##### Records to process #####
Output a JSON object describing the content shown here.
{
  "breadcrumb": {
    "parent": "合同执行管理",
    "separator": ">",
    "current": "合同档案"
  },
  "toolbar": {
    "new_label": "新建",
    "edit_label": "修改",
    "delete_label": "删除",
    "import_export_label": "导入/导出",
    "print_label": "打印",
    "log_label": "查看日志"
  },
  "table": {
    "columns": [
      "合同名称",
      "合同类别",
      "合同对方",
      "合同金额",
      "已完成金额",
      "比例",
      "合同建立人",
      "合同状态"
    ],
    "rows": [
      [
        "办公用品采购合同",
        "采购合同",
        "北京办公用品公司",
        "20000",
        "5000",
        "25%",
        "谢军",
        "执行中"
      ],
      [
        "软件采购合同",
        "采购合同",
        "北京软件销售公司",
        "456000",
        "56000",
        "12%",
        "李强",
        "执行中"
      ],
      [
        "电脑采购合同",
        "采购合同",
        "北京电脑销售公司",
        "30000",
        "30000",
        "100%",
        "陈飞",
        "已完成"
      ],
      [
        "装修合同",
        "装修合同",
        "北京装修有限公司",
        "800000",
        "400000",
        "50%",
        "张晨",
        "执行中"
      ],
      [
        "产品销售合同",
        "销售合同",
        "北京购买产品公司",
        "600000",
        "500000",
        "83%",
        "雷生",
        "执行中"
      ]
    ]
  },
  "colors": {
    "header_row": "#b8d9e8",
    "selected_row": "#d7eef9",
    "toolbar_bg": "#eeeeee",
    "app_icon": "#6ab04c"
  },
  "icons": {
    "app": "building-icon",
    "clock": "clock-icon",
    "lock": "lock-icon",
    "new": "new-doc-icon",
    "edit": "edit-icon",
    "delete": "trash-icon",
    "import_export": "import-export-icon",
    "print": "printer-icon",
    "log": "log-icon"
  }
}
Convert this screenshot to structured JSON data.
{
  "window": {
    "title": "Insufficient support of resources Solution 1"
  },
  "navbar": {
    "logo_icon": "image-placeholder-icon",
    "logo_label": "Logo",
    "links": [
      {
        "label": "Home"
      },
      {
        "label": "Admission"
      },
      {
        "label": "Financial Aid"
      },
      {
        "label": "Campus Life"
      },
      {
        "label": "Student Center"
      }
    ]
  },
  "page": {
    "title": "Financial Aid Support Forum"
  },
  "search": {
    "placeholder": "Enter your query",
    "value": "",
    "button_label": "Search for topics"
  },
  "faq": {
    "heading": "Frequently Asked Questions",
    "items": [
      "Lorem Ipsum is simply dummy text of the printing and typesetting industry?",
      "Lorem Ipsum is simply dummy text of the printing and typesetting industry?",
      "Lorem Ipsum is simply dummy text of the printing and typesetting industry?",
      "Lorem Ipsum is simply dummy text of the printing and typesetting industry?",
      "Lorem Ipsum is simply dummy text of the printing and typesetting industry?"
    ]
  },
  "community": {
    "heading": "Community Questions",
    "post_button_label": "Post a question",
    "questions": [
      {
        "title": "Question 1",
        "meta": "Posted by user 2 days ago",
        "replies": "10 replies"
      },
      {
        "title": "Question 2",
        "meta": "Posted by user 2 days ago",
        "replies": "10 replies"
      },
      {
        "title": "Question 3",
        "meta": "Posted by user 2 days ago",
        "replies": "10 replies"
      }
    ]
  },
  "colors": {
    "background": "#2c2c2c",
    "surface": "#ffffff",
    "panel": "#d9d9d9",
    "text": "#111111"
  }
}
#####
Task goal:
Faithfully reproduce all of the records, character for character.

Task response:
Output a JSON object describing the content shown here.
{
  "breadcrumb": {
    "parent": "合同执行管理",
    "separator": ">",
    "current": "合同档案"
  },
  "toolbar": {
    "new_label": "新建",
    "edit_label": "修改",
    "delete_label": "删除",
    "import_export_label": "导入/导出",
    "print_label": "打印",
    "log_label": "查看日志"
  },
  "table": {
    "columns": [
      "合同名称",
      "合同类别",
      "合同对方",
      "合同金额",
      "已完成金额",
      "比例",
      "合同建立人",
      "合同状态"
    ],
    "rows": [
      [
        "办公用品采购合同",
        "采购合同",
        "北京办公用品公司",
        "20000",
        "5000",
        "25%",
        "谢军",
        "执行中"
      ],
      [
        "软件采购合同",
        "采购合同",
        "北京软件销售公司",
        "456000",
        "56000",
        "12%",
        "李强",
        "执行中"
      ],
      [
        "电脑采购合同",
        "采购合同",
        "北京电脑销售公司",
        "30000",
        "30000",
        "100%",
        "陈飞",
        "已完成"
      ],
      [
        "装修合同",
        "装修合同",
        "北京装修有限公司",
        "800000",
        "400000",
        "50%",
        "张晨",
        "执行中"
      ],
      [
        "产品销售合同",
        "销售合同",
        "北京购买产品公司",
        "600000",
        "500000",
        "83%",
        "雷生",
        "执行中"
      ]
    ]
  },
  "colors": {
    "header_row": "#b8d9e8",
    "selected_row": "#d7eef9",
    "toolbar_bg": "#eeeeee",
    "app_icon": "#6ab04c"
  },
  "icons": {
    "app": "building-icon",
    "clock": "clock-icon",
    "lock": "lock-icon",
    "new": "new-doc-icon",
    "edit": "edit-icon",
    "delete": "trash-icon",
    "import_export": "import-export-icon",
    "print": "printer-icon",
    "log": "log-icon"
  }
}
Convert this screenshot to structured JSON data.
{
  "window": {
    "title": "Insufficient support of resources Solution 1"
  },
  "navbar": {
    "logo_icon": "image-placeholder-icon",
    "logo_label": "Logo",
    "links": [
      {
        "label": "Home"
      },
      {
        "label": "Admission"
      },
      {
        "label": "Financial Aid"
      },
      {
        "label": "Campus Life"
      },
      {
        "label": "Student Center"
      }
    ]
  },
  "page": {
    "title": "Financial Aid Support Forum"
  },
  "search": {
    "placeholder": "Enter your query",
    "value": "",
    "button_label": "Search for topics"
  },
  "faq": {
    "heading": "Frequently Asked Questions",
    "items": [
      "Lorem Ipsum is simply dummy text of the printing and typesetting industry?",
      "Lorem Ipsum is simply dummy text of the printing and typesetting industry?",
      "Lorem Ipsum is simply dummy text of the printing and typesetting industry?",
      "Lorem Ipsum is simply dummy text of the printing and typesetting industry?",
      "Lorem Ipsum is simply dummy text of the printing and typesetting industry?"
    ]
  },
  "community": {
    "heading": "Community Questions",
    "post_button_label": "Post a question",
    "questions": [
      {
        "title": "Question 1",
        "meta": "Posted by user 2 days ago",
        "replies": "10 replies"
      },
      {
        "title": "Question 2",
        "meta": "Posted by user 2 days ago",
        "replies": "10 replies"
      },
      {
        "title": "Question 3",
        "meta": "Posted by user 2 days ago",
        "replies": "10 replies"
      }
    ]
  },
  "colors": {
    "background": "#2c2c2c",
    "surface": "#ffffff",
    "panel": "#d9d9d9",
    "text": "#111111"
  }
}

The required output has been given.